▸ GIVEN TASK: Filter the data for lines with the word "from", then copy every line so identified.

▸ RECORDS:

==*==

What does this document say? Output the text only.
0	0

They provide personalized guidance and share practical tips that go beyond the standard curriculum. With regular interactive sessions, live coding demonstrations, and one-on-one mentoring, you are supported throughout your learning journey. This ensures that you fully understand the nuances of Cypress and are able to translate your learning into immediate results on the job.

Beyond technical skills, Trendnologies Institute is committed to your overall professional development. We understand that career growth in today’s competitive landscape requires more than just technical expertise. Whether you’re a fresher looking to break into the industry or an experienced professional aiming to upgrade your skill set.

==*==

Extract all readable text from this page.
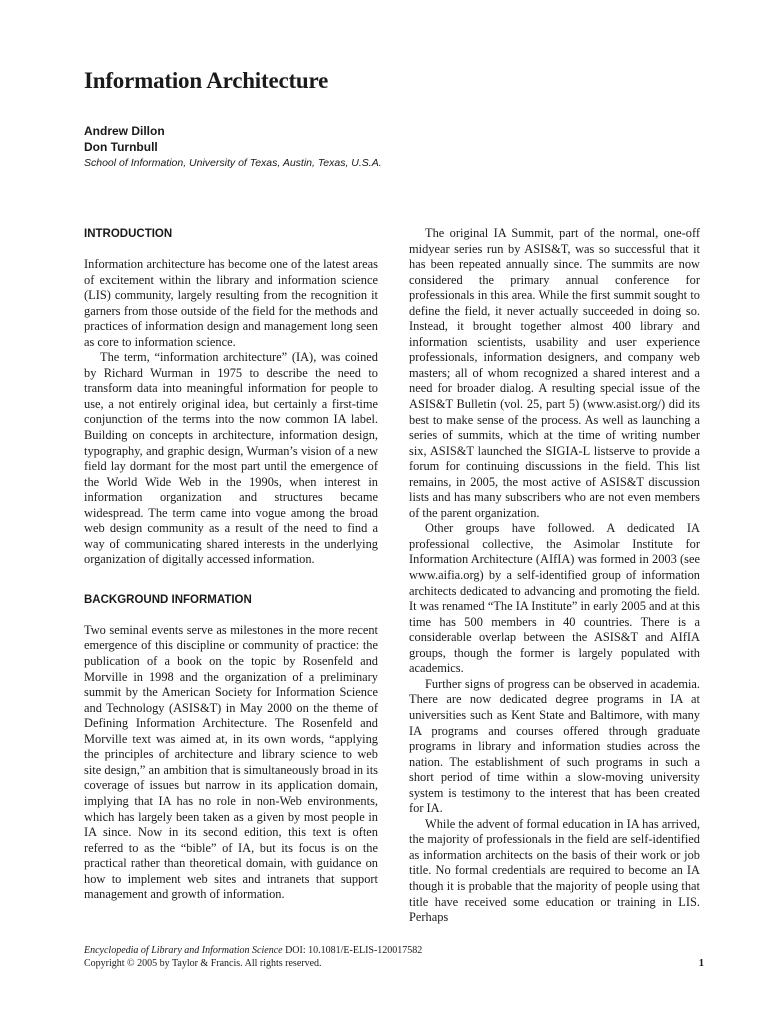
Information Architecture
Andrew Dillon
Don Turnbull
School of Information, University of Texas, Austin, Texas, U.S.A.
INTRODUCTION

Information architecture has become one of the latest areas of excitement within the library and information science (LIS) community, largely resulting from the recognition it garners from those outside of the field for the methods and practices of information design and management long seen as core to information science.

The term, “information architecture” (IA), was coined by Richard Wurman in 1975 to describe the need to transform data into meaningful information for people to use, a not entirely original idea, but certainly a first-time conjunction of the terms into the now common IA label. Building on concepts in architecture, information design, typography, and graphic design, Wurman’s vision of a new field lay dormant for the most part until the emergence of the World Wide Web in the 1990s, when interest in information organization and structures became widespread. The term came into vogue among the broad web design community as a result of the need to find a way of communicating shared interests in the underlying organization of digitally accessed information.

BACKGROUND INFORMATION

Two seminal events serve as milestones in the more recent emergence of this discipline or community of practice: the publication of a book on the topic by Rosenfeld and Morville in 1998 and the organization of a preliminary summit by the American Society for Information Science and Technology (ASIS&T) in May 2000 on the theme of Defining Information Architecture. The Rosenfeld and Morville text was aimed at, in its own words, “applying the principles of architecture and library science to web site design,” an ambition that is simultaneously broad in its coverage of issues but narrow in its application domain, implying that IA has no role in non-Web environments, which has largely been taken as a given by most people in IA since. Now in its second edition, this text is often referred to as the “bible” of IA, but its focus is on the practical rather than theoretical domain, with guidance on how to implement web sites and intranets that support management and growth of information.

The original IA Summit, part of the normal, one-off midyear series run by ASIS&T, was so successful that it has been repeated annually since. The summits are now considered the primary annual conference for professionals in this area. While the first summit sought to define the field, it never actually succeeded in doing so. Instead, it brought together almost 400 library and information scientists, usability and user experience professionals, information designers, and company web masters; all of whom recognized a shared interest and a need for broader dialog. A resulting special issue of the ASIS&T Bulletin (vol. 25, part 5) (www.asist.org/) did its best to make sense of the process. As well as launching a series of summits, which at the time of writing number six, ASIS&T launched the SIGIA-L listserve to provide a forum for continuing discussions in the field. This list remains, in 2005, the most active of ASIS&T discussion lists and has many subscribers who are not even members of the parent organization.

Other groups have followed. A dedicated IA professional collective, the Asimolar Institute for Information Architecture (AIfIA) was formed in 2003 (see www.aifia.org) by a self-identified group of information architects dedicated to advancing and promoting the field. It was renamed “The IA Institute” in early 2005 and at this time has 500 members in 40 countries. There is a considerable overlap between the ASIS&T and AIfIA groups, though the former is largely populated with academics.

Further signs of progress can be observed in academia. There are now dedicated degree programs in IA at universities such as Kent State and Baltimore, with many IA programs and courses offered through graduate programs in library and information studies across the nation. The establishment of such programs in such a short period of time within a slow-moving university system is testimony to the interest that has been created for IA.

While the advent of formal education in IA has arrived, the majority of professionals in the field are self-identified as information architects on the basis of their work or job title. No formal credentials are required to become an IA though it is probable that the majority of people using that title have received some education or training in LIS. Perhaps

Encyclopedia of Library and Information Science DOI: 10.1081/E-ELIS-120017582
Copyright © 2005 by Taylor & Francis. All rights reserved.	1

==*==

▸ FULL RESPONSE:
Extract all readable text from this page.
Information architecture has become one of the latest areas of excitement within the library and information science (LIS) community, largely resulting from the recognition it garners from those outside of the field for the methods and practices of information design and management long seen as core to information science.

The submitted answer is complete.